#### What is asked:
Write out every line of the material exactly as it appears.

Items listed in a dataset
---
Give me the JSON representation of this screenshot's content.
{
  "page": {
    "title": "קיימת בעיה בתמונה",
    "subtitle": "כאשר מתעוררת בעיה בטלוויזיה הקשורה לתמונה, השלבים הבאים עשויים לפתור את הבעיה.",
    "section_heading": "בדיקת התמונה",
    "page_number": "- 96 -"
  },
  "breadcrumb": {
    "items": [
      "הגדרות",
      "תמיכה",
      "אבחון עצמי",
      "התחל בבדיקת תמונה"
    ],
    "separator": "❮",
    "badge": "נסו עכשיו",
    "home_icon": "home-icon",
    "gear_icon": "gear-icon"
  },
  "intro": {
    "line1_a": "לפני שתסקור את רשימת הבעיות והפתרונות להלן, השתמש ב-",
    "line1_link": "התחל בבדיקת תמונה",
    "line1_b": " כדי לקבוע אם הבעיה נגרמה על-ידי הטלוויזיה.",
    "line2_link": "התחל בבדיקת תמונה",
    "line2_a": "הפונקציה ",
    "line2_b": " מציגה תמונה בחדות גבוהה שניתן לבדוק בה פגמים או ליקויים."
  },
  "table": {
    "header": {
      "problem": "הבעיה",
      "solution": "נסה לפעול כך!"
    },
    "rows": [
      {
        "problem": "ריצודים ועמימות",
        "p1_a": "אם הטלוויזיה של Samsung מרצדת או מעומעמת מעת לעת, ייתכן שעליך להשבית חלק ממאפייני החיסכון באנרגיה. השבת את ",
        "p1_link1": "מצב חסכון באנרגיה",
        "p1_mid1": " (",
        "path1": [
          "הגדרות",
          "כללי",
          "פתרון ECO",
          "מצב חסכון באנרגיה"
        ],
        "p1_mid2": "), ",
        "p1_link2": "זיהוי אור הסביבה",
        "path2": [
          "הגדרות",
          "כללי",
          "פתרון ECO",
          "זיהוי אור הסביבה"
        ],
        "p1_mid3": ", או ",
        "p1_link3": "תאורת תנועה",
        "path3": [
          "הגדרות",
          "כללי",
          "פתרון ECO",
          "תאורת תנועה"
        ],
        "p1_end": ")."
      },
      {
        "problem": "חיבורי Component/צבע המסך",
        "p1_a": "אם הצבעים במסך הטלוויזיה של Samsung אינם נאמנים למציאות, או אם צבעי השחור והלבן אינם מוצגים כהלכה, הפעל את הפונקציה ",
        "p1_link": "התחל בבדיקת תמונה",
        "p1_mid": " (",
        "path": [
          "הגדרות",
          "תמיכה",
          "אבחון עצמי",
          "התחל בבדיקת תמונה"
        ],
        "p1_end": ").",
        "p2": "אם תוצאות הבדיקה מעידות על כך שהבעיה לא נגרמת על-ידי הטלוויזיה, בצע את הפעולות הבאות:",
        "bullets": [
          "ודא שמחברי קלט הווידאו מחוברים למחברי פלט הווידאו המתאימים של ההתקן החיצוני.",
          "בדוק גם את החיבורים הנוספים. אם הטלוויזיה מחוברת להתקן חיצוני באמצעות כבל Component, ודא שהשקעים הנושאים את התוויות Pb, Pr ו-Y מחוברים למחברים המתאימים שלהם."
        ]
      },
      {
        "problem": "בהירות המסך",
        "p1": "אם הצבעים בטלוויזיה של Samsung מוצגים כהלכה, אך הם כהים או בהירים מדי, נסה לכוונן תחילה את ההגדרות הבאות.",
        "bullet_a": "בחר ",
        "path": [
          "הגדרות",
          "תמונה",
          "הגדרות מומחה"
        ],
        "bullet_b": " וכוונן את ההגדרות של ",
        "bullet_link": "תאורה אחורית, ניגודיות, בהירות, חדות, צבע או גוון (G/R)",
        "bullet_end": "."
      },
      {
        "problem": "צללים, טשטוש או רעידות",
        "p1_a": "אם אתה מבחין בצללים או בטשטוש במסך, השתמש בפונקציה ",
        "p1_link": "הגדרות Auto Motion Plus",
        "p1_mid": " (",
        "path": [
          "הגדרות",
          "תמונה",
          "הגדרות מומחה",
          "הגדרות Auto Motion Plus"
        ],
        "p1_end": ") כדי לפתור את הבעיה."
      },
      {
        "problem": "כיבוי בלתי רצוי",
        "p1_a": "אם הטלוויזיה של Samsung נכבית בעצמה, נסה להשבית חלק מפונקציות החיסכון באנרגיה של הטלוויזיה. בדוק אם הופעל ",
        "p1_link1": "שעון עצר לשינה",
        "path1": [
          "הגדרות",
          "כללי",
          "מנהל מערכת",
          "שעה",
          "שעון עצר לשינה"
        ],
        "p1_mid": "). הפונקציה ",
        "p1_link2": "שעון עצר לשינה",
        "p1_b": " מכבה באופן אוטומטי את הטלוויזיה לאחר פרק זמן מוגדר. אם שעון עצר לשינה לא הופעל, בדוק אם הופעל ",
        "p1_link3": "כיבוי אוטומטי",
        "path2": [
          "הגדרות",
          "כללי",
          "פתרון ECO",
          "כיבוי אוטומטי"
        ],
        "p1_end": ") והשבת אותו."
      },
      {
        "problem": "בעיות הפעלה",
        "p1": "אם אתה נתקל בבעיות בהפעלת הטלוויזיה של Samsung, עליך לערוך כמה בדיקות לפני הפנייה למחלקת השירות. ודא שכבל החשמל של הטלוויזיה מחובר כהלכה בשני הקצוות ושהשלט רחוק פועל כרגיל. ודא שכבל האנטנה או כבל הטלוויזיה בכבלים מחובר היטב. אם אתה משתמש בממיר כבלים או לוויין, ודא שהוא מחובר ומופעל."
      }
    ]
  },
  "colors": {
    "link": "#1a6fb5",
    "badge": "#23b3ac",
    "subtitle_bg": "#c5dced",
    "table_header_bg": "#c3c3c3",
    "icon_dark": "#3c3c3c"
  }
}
---
#### Complete response:
Give me the JSON representation of this screenshot's content.
{
  "page": {
    "title": "קיימת בעיה בתמונה",
    "subtitle": "כאשר מתעוררת בעיה בטלוויזיה הקשורה לתמונה, השלבים הבאים עשויים לפתור את הבעיה.",
    "section_heading": "בדיקת התמונה",
    "page_number": "- 96 -"
  },
  "breadcrumb": {
    "items": [
      "הגדרות",
      "תמיכה",
      "אבחון עצמי",
      "התחל בבדיקת תמונה"
    ],
    "separator": "❮",
    "badge": "נסו עכשיו",
    "home_icon": "home-icon",
    "gear_icon": "gear-icon"
  },
  "intro": {
    "line1_a": "לפני שתסקור את רשימת הבעיות והפתרונות להלן, השתמש ב-",
    "line1_link": "התחל בבדיקת תמונה",
    "line1_b": " כדי לקבוע אם הבעיה נגרמה על-ידי הטלוויזיה.",
    "line2_link": "התחל בבדיקת תמונה",
    "line2_a": "הפונקציה ",
    "line2_b": " מציגה תמונה בחדות גבוהה שניתן לבדוק בה פגמים או ליקויים."
  },
  "table": {
    "header": {
      "problem": "הבעיה",
      "solution": "נסה לפעול כך!"
    },
    "rows": [
      {
        "problem": "ריצודים ועמימות",
        "p1_a": "אם הטלוויזיה של Samsung מרצדת או מעומעמת מעת לעת, ייתכן שעליך להשבית חלק ממאפייני החיסכון באנרגיה. השבת את ",
        "p1_link1": "מצב חסכון באנרגיה",
        "p1_mid1": " (",
        "path1": [
          "הגדרות",
          "כללי",
          "פתרון ECO",
          "מצב חסכון באנרגיה"
        ],
        "p1_mid2": "), ",
        "p1_link2": "זיהוי אור הסביבה",
        "path2": [
          "הגדרות",
          "כללי",
          "פתרון ECO",
          "זיהוי אור הסביבה"
        ],
        "p1_mid3": ", או ",
        "p1_link3": "תאורת תנועה",
        "path3": [
          "הגדרות",
          "כללי",
          "פתרון ECO",
          "תאורת תנועה"
        ],
        "p1_end": ")."
      },
      {
        "problem": "חיבורי Component/צבע המסך",
        "p1_a": "אם הצבעים במסך הטלוויזיה של Samsung אינם נאמנים למציאות, או אם צבעי השחור והלבן אינם מוצגים כהלכה, הפעל את הפונקציה ",
        "p1_link": "התחל בבדיקת תמונה",
        "p1_mid": " (",
        "path": [
          "הגדרות",
          "תמיכה",
          "אבחון עצמי",
          "התחל בבדיקת תמונה"
        ],
        "p1_end": ").",
        "p2": "אם תוצאות הבדיקה מעידות על כך שהבעיה לא נגרמת על-ידי הטלוויזיה, בצע את הפעולות הבאות:",
        "bullets": [
          "ודא שמחברי קלט הווידאו מחוברים למחברי פלט הווידאו המתאימים של ההתקן החיצוני.",
          "בדוק גם את החיבורים הנוספים. אם הטלוויזיה מחוברת להתקן חיצוני באמצעות כבל Component, ודא שהשקעים הנושאים את התוויות Pb, Pr ו-Y מחוברים למחברים המתאימים שלהם."
        ]
      },
      {
        "problem": "בהירות המסך",
        "p1": "אם הצבעים בטלוויזיה של Samsung מוצגים כהלכה, אך הם כהים או בהירים מדי, נסה לכוונן תחילה את ההגדרות הבאות.",
        "bullet_a": "בחר ",
        "path": [
          "הגדרות",
          "תמונה",
          "הגדרות מומחה"
        ],
        "bullet_b": " וכוונן את ההגדרות של ",
        "bullet_link": "תאורה אחורית, ניגודיות, בהירות, חדות, צבע או גוון (G/R)",
        "bullet_end": "."
      },
      {
        "problem": "צללים, טשטוש או רעידות",
        "p1_a": "אם אתה מבחין בצללים או בטשטוש במסך, השתמש בפונקציה ",
        "p1_link": "הגדרות Auto Motion Plus",
        "p1_mid": " (",
        "path": [
          "הגדרות",
          "תמונה",
          "הגדרות מומחה",
          "הגדרות Auto Motion Plus"
        ],
        "p1_end": ") כדי לפתור את הבעיה."
      },
      {
        "problem": "כיבוי בלתי רצוי",
        "p1_a": "אם הטלוויזיה של Samsung נכבית בעצמה, נסה להשבית חלק מפונקציות החיסכון באנרגיה של הטלוויזיה. בדוק אם הופעל ",
        "p1_link1": "שעון עצר לשינה",
        "path1": [
          "הגדרות",
          "כללי",
          "מנהל מערכת",
          "שעה",
          "שעון עצר לשינה"
        ],
        "p1_mid": "). הפונקציה ",
        "p1_link2": "שעון עצר לשינה",
        "p1_b": " מכבה באופן אוטומטי את הטלוויזיה לאחר פרק זמן מוגדר. אם שעון עצר לשינה לא הופעל, בדוק אם הופעל ",
        "p1_link3": "כיבוי אוטומטי",
        "path2": [
          "הגדרות",
          "כללי",
          "פתרון ECO",
          "כיבוי אוטומטי"
        ],
        "p1_end": ") והשבת אותו."
      },
      {
        "problem": "בעיות הפעלה",
        "p1": "אם אתה נתקל בבעיות בהפעלת הטלוויזיה של Samsung, עליך לערוך כמה בדיקות לפני הפנייה למחלקת השירות. ודא שכבל החשמל של הטלוויזיה מחובר כהלכה בשני הקצוות ושהשלט רחוק פועל כרגיל. ודא שכבל האנטנה או כבל הטלוויזיה בכבלים מחובר היטב. אם אתה משתמש בממיר כבלים או לוויין, ודא שהוא מחובר ומופעל."
      }
    ]
  },
  "colors": {
    "link": "#1a6fb5",
    "badge": "#23b3ac",
    "subtitle_bg": "#c5dced",
    "table_header_bg": "#c3c3c3",
    "icon_dark": "#3c3c3c"
  }
}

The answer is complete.